Text shown.
===

DE 40 37 773 A1 discloses a swivel arm robot with a rotary stroke unit which has a spindle sleeve and arranged thereon a gripper holder which is rotatable about a rotary axis and longitudinally mobile in the vertical direction. The construction elements which achieve the translatory and rotatory movement of the spindle sleeve are not described in detail in this state of the art.
The present invention is therefore based on the task of producing a device for loading and unloading of optical workpieces, in particular optical lenses, which avoids the said disadvantages of the former systems and allows a compact and simple structure with a high loading and unloading precision.
According to the invention in a device for loading and unloading optical workpieces for a lens machine with a loading arm driven swivellable about an axis, which arm can swivel in controlled movement processes between a workpiece magazine and the machining station on the lens machine and at its outer end has a device for picking up and depositing workpieces, the swivel axis of the loading arm is the centre axis of a spindle rotating in both directions of rotation and drivable mobile in linear strokes in both axial directions by drive elements and guided rotatably and displaceably in guide elements, on which spindle is attached the loading arm, where the spindle is designed both as a splined shaft and as a threaded spindle and is guided by two rotatably mounted, fixed location nut elements forming the guide elements, of which one nut element engages with the splined shaft and the other nut element with the threaded spindle, where the nut elements can be driven individually or simultaneously, in opposite or the same direction of rotation.

===

(Element and region data)
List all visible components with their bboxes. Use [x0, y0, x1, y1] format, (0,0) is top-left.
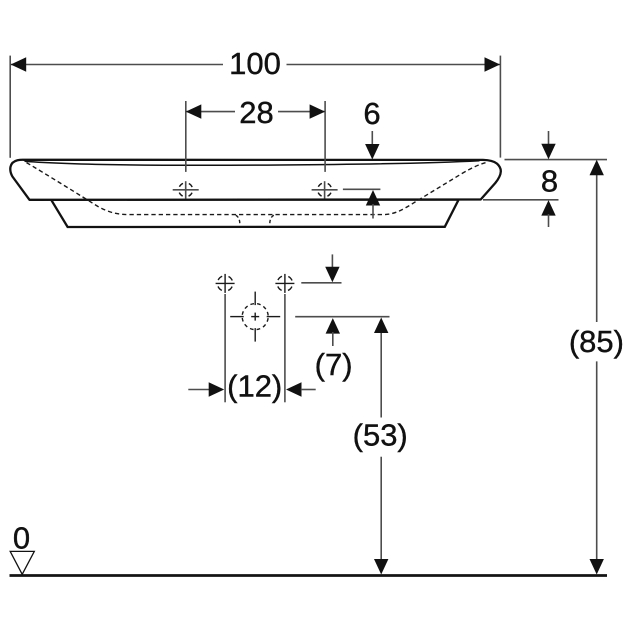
fixing hole right	[275, 274, 294, 293]
svg-text:(7): (7)	[315, 347, 353, 382]
svg-text:0: 0	[13, 520, 30, 555]
svg-text:(12): (12)	[227, 368, 282, 403]
dim (85)	[569, 160, 624, 575]
svg-text:(85): (85)	[569, 324, 624, 359]
hidden drain mark right	[270, 215, 274, 223]
basin inner rim line	[25, 161, 480, 166]
svg-text:8: 8	[541, 164, 558, 199]
dim (53)	[353, 318, 408, 575]
datum 0	[10, 520, 34, 574]
dim 100	[10, 46, 500, 158]
fixing hole left	[216, 274, 235, 293]
svg-text:6: 6	[363, 96, 380, 131]
dim (7)	[295, 254, 389, 381]
dim (12)	[188, 294, 315, 403]
dim 6	[343, 96, 381, 219]
tap hole right	[312, 181, 338, 198]
drain hole	[230, 292, 280, 342]
svg-text:100: 100	[229, 46, 281, 81]
basin lower base (trapezoid)	[51, 200, 459, 228]
svg-text:28: 28	[239, 95, 273, 130]
floor line	[10, 574, 608, 577]
tap hole left	[173, 181, 199, 198]
basin upper body (rim)	[10, 160, 501, 200]
dim 8	[483, 131, 607, 227]
dim 28	[186, 95, 325, 172]
hidden drain mark left	[236, 215, 240, 223]
hidden bowl contour (dashed)	[27, 162, 487, 214]
svg-text:(53): (53)	[353, 418, 408, 453]
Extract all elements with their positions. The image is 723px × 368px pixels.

===

Stated goal A.
Answer these questions about the lens-loading device text:
(i) Which document discloses a swivel arm robot with a rotary stroke unit?
(ii) What kind of optical workpieces does the invention especially concern?
(iii) What two forms does the spindle take at the same time?
Stated goal B. Resume the lens-loading device text, going on from its final sentence.

Written reply A.
(i) DE 40 37 773 A1
(ii) Optical lenses
(iii) A splined shaft and a threaded spindle

Written reply B.
Thus an essential feature of the invention is the use of a special spindle equipped with several overlaying degrees of movement freedom, the movement processes of which can be freely programmed, preferably independently of the control of the machining processes being performed on the lens machine. This spindle guides and controls in a compact, simple and stable manner all movements of the loading arm i.e. both its stroke and its rotation movements, without end-of-travel stops being required. In this way the loading arm can approach any intermediate positions at which the device can be fitted with equipment for additional work processes such as precentring, turning or rotating, measuring or washing of the lens. As the loading arm in each direction can be guided over any long or short swivel or stroke movements, all movement processes can be performed with optimum travel and hence time. A spindle which can be used for the purposes of the invention is available commercially under the name xe2x80x9cBall Screw Splinexe2x80x9d type BNS from the company THK Co. Limited, Tokyo, Japan. Finally in this connection it should also be stated that the device provided on the loading arm for picking up and depositing workpieces can for example be a vacuum-operated suction element adjustable in height to pick up lenses of different thicknesses against spring force, or a gripper or clamping element driven by compressed air.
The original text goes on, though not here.